EXERCISE TASK
Check each line of the material below for "icon", then copy the ones that contain it.
>> begin AVAILABLE DATA
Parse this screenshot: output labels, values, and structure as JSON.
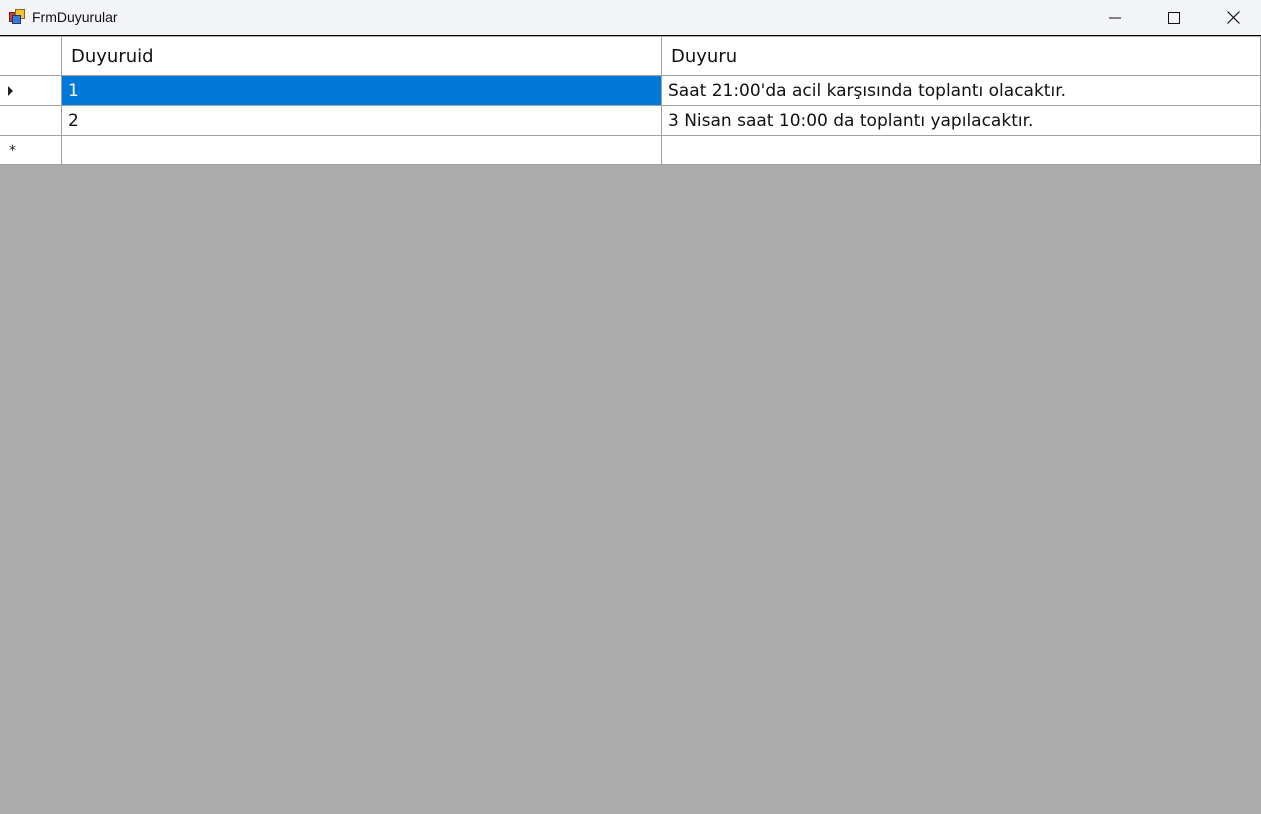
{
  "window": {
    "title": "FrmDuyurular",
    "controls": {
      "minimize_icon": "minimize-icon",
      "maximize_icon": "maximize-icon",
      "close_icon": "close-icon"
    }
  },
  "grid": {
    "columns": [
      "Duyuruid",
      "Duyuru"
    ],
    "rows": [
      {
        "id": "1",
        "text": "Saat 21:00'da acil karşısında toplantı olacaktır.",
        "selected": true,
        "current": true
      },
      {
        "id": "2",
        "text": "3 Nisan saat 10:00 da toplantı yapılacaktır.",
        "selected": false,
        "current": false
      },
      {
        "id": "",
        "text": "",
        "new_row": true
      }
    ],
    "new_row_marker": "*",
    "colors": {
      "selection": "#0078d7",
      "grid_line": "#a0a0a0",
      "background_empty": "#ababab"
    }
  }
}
>> end AVAILABLE DATA
>> begin AVAILABLE DATA
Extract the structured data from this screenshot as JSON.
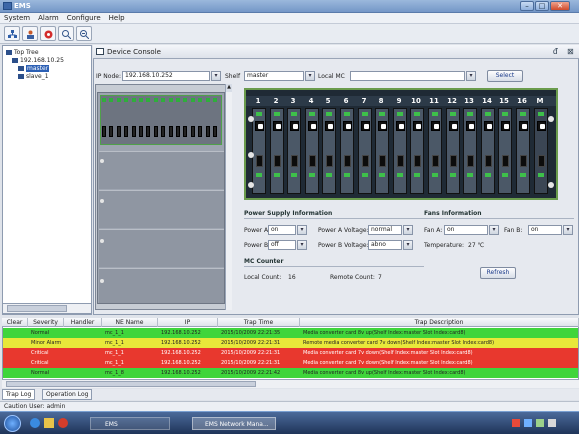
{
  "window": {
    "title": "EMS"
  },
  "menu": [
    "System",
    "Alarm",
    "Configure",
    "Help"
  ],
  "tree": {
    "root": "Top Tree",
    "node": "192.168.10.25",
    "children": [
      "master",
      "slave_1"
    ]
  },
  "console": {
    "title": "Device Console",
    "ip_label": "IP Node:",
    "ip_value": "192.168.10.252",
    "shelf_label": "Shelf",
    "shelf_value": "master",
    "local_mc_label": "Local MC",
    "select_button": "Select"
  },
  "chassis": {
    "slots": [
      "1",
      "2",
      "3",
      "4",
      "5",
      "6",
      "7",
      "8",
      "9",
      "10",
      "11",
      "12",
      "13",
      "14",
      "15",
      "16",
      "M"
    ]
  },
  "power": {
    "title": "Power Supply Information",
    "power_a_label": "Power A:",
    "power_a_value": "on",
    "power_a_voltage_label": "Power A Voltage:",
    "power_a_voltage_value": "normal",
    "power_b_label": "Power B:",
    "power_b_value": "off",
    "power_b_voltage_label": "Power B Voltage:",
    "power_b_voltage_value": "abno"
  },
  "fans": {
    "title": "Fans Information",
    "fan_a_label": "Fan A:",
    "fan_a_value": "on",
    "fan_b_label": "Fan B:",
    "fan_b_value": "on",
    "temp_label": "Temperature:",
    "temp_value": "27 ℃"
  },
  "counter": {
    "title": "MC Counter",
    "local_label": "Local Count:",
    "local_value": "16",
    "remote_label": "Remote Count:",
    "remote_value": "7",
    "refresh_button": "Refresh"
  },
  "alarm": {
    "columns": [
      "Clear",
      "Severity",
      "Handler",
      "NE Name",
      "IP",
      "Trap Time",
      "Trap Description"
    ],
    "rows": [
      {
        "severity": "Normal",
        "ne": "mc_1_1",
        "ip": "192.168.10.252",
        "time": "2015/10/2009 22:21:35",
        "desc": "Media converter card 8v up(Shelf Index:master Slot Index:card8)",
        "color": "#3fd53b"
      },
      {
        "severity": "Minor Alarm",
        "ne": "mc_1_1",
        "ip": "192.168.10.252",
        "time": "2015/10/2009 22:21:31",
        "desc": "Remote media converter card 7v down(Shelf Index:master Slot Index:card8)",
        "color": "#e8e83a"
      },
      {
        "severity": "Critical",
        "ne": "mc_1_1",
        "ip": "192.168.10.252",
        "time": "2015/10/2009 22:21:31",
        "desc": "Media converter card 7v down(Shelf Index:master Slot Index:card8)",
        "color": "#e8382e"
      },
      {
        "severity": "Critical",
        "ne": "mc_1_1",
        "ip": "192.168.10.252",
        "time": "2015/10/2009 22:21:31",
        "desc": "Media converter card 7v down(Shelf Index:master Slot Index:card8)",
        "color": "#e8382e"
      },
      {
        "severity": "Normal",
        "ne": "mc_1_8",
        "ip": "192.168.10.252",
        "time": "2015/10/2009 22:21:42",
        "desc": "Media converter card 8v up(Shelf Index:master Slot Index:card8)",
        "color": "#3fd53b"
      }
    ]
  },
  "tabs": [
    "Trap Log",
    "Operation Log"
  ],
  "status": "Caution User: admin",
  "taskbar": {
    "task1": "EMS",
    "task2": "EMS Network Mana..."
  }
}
>> end AVAILABLE DATA
WRITTEN REPLY
      "minimize_icon": "minimize-icon",
      "maximize_icon": "maximize-icon",
      "close_icon": "close-icon"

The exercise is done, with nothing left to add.